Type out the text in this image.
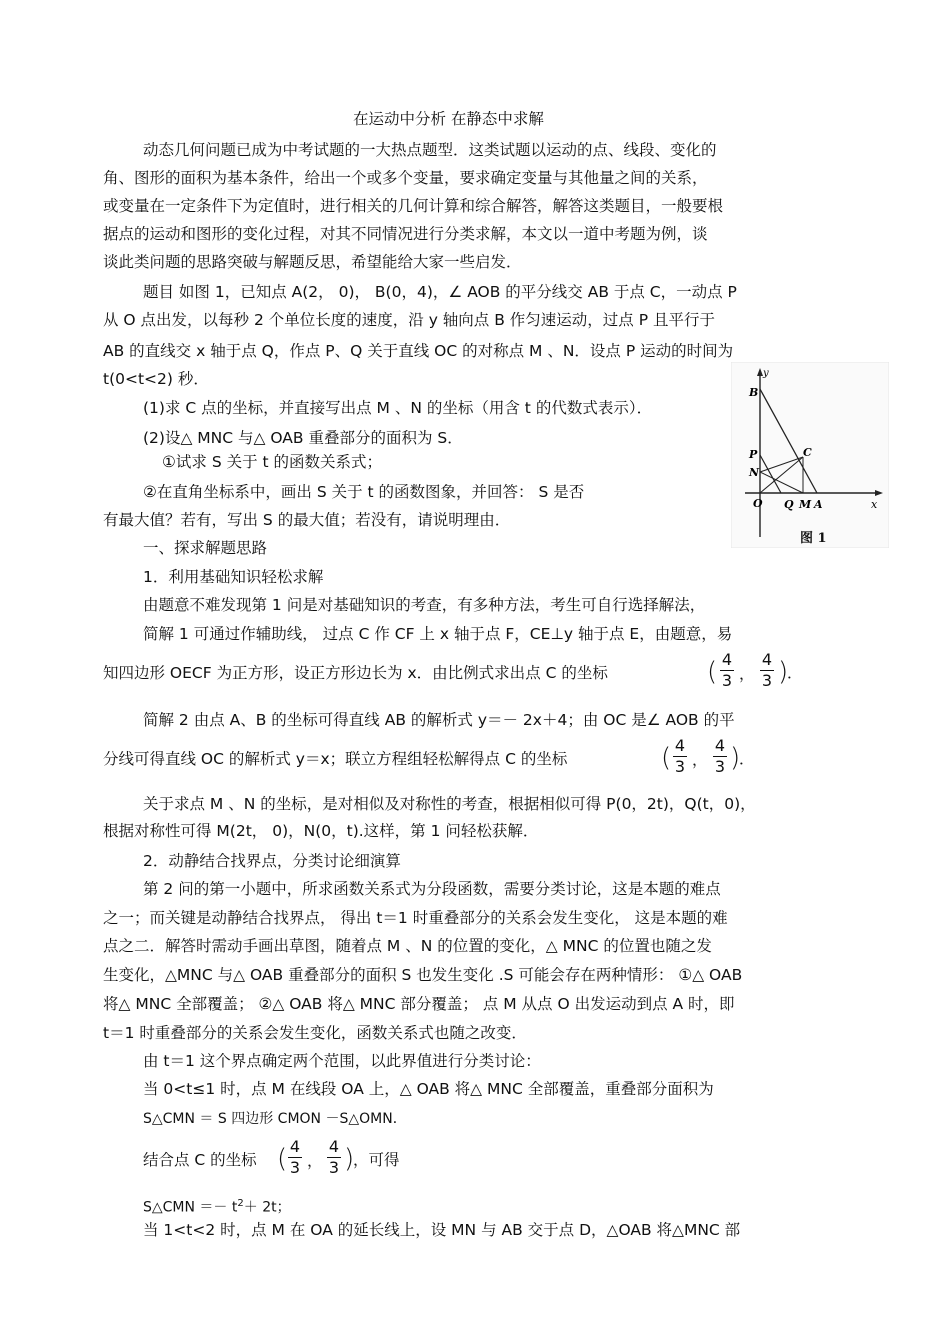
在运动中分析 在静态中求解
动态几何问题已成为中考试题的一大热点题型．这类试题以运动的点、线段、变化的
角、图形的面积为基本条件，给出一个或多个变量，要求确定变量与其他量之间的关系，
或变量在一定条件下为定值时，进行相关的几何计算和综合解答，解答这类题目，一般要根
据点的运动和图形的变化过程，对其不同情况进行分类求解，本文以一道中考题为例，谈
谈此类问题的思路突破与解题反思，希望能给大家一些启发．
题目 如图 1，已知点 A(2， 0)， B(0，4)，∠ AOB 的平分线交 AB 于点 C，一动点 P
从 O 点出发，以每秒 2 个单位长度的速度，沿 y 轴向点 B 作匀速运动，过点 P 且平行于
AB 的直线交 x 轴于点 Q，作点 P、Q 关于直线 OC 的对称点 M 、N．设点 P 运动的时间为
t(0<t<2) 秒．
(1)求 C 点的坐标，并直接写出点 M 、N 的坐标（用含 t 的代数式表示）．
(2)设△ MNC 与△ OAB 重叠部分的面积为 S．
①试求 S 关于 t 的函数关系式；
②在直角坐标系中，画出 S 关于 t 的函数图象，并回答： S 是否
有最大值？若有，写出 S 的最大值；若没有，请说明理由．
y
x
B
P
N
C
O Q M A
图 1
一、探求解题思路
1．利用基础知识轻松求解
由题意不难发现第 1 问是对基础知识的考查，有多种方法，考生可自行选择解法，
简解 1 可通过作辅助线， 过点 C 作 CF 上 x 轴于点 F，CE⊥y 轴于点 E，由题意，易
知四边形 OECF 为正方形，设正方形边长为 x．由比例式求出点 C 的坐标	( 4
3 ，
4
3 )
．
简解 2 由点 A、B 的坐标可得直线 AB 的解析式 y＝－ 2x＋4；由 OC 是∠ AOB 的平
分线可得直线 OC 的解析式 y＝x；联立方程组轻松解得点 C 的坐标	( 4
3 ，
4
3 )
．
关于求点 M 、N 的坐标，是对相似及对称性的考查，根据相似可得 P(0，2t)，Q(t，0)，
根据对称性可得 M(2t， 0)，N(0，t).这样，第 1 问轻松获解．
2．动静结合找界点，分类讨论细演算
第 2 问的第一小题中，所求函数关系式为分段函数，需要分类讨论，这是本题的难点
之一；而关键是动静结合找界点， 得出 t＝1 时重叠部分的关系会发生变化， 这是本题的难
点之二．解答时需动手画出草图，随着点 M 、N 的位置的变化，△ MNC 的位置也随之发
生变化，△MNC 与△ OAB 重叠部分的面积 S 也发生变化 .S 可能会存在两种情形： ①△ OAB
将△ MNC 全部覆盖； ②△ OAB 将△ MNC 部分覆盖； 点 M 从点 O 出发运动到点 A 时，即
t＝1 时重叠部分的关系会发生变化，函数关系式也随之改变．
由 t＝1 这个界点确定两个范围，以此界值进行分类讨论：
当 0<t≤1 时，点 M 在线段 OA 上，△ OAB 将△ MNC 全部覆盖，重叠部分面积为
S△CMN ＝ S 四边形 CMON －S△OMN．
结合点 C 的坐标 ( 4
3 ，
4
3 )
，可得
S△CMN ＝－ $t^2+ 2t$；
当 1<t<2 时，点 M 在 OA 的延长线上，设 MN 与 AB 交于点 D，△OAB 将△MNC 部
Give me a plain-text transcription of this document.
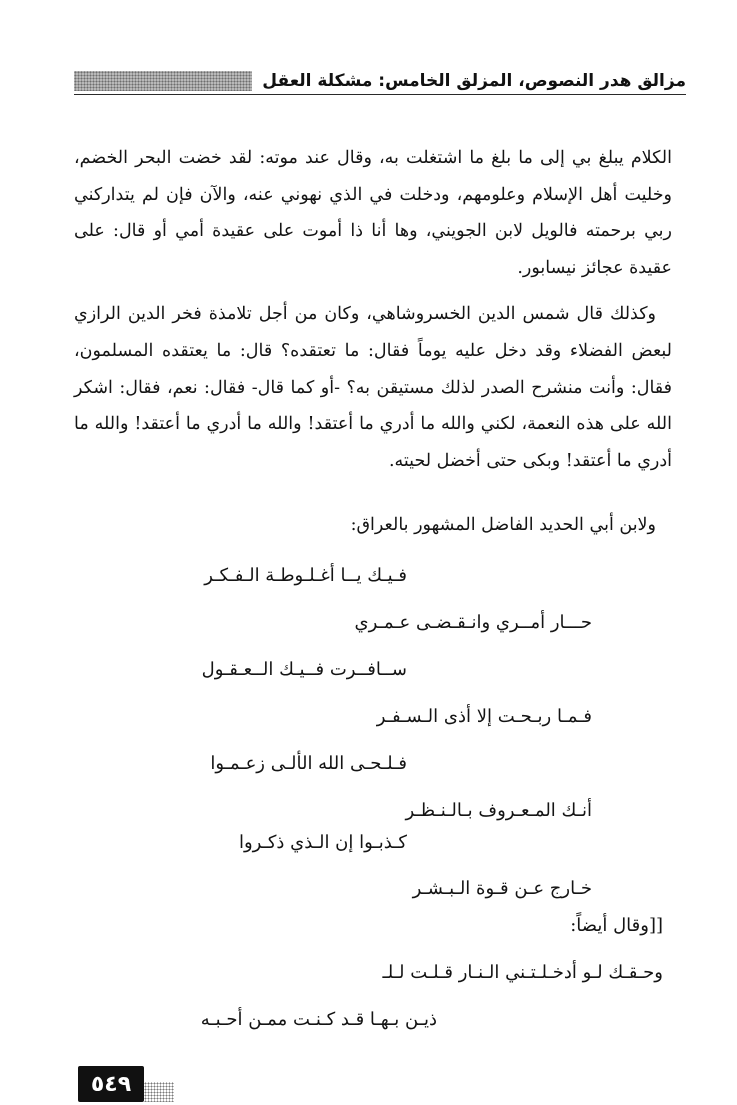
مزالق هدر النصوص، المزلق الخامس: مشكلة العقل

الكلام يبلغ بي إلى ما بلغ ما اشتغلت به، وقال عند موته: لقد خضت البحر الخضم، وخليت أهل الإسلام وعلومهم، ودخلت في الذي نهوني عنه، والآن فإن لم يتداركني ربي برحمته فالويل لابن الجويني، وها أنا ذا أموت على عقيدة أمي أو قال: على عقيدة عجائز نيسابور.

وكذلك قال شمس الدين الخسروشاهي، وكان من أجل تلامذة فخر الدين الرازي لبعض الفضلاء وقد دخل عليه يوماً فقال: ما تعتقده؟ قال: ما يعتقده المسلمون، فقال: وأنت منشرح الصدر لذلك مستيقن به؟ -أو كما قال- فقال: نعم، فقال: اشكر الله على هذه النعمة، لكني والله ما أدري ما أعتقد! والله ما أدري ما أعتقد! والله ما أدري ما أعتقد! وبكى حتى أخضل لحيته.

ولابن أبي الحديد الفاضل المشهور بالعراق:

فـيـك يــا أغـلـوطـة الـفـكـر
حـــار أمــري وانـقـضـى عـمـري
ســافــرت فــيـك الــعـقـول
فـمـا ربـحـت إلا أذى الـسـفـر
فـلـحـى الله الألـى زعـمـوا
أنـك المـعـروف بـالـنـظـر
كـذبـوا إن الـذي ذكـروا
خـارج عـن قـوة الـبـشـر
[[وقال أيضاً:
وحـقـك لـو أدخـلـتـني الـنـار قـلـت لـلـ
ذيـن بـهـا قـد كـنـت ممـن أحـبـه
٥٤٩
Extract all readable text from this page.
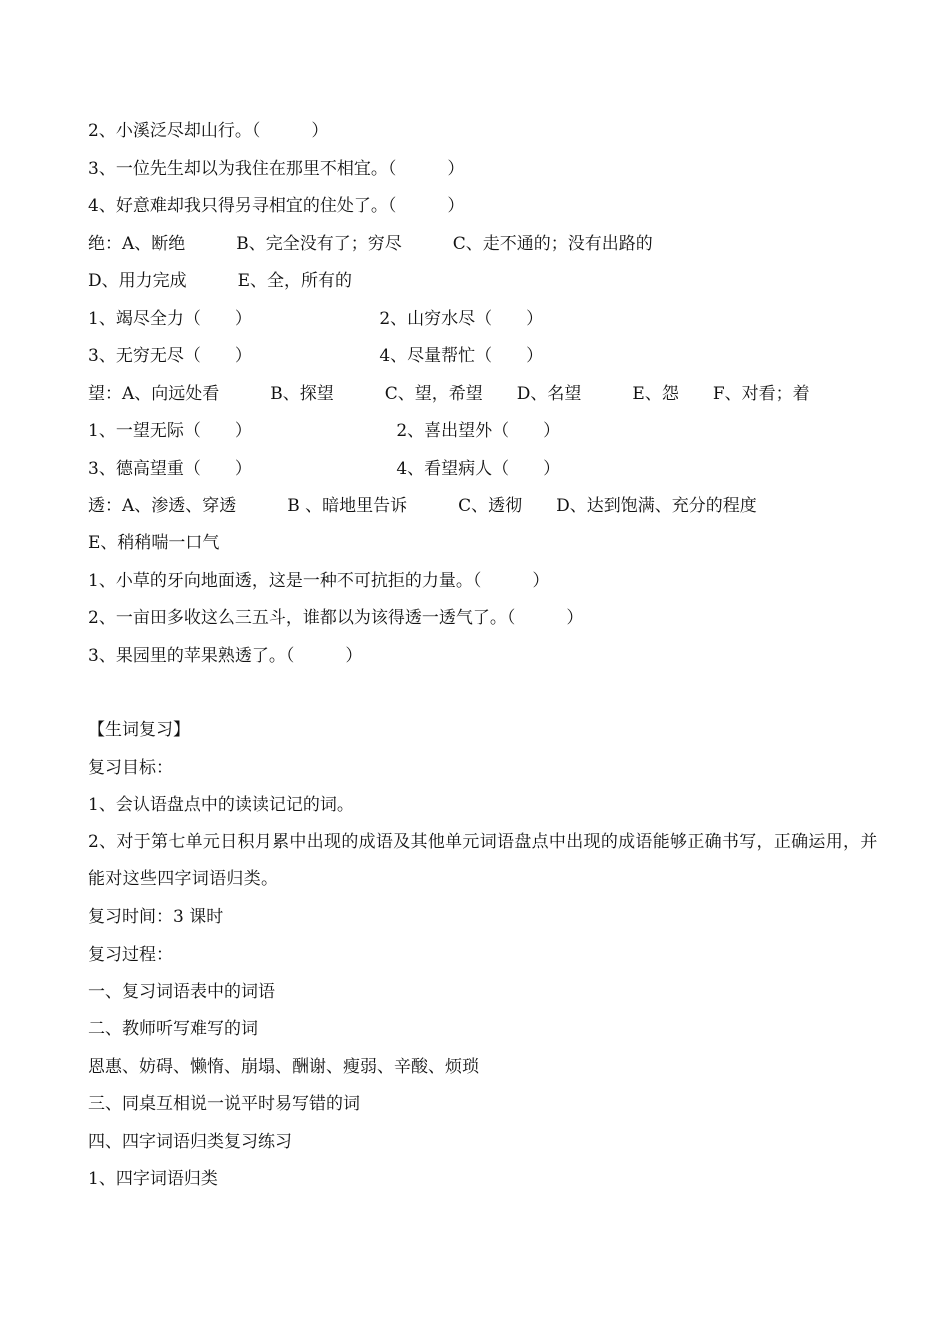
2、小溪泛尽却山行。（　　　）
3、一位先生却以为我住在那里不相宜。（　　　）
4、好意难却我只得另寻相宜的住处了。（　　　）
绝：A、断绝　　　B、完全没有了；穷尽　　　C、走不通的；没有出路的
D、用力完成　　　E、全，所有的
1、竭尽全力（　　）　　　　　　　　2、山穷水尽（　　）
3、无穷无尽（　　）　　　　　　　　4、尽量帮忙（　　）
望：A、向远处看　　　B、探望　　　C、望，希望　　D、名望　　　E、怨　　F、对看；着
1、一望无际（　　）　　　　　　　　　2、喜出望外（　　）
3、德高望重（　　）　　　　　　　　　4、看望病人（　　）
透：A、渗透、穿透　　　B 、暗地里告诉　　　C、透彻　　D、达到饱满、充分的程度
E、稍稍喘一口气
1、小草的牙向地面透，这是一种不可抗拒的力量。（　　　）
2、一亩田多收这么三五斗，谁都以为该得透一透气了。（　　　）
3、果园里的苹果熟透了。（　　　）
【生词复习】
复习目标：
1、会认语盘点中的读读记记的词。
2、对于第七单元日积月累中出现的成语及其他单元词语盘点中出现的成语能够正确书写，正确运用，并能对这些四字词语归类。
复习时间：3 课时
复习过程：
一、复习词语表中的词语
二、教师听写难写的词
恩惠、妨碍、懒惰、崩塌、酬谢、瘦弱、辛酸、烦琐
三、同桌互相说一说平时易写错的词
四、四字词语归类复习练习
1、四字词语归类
****
Show every line from the listing above in which the string "的解析式" appears.

Finished answer »
简解 2 由点 A、B 的坐标可得直线 AB 的解析式 y＝－ 2x＋4；由 OC 是∠ AOB 的平
分线可得直线 OC 的解析式 y＝x；联立方程组轻松解得点 C 的坐标	( 4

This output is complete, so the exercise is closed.